**TASK OBJECTIVE**
Records follow. Select each line holding "中输入文字并编辑文字的方法".
** start EXERCISE INPUTS **
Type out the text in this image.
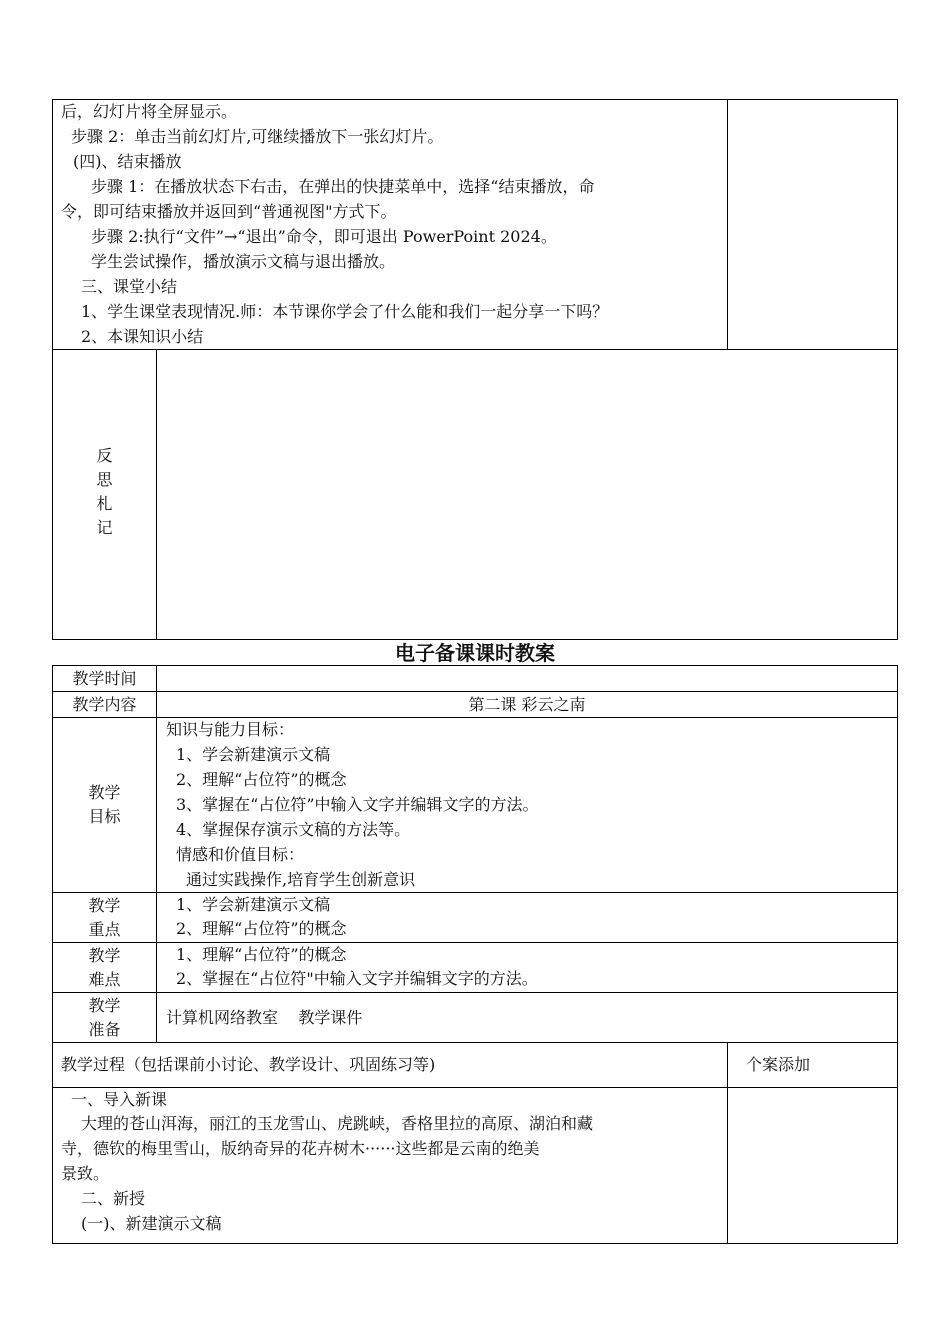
后，幻灯片将全屏显示。
步骤 2：单击当前幻灯片,可继续播放下一张幻灯片。
(四)、结束播放
步骤 1：在播放状态下右击，在弹出的快捷菜单中，选择“结束播放，命
令，即可结束播放并返回到“普通视图"方式下。
步骤 2:执行“文件”→“退出”命令，即可退出 PowerPoint 2024。
学生尝试操作，播放演示文稿与退出播放。
三、课堂小结
1、学生课堂表现情况.师：本节课你学会了什么能和我们一起分享一下吗？
2、本课知识小结
反
思
札
记
电子备课课时教案
教学时间
教学内容	第二课 彩云之南
教学
目标
知识与能力目标：
1、学会新建演示文稿
2、理解“占位符”的概念
3、掌握在“占位符”中输入文字并编辑文字的方法。
4、掌握保存演示文稿的方法等。
情感和价值目标：
通过实践操作,培育学生创新意识
教学
重点
1、学会新建演示文稿
2、理解“占位符”的概念
教学
难点
1、理解“占位符”的概念
2、掌握在“占位符"中输入文字并编辑文字的方法。
教学
准备
计算机网络教室    教学课件
教学过程（包括课前小讨论、教学设计、巩固练习等)	个案添加
一、导入新课
大理的苍山洱海，丽江的玉龙雪山、虎跳峡，香格里拉的高原、湖泊和藏
寺，德钦的梅里雪山，版纳奇异的花卉树木······这些都是云南的绝美
景致。
二、新授
(一)、新建演示文稿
** end EXERCISE INPUTS **
**RESULT FOR THIS EXERCISE**
3、掌握在“占位符”中输入文字并编辑文字的方法。
2、掌握在“占位符"中输入文字并编辑文字的方法。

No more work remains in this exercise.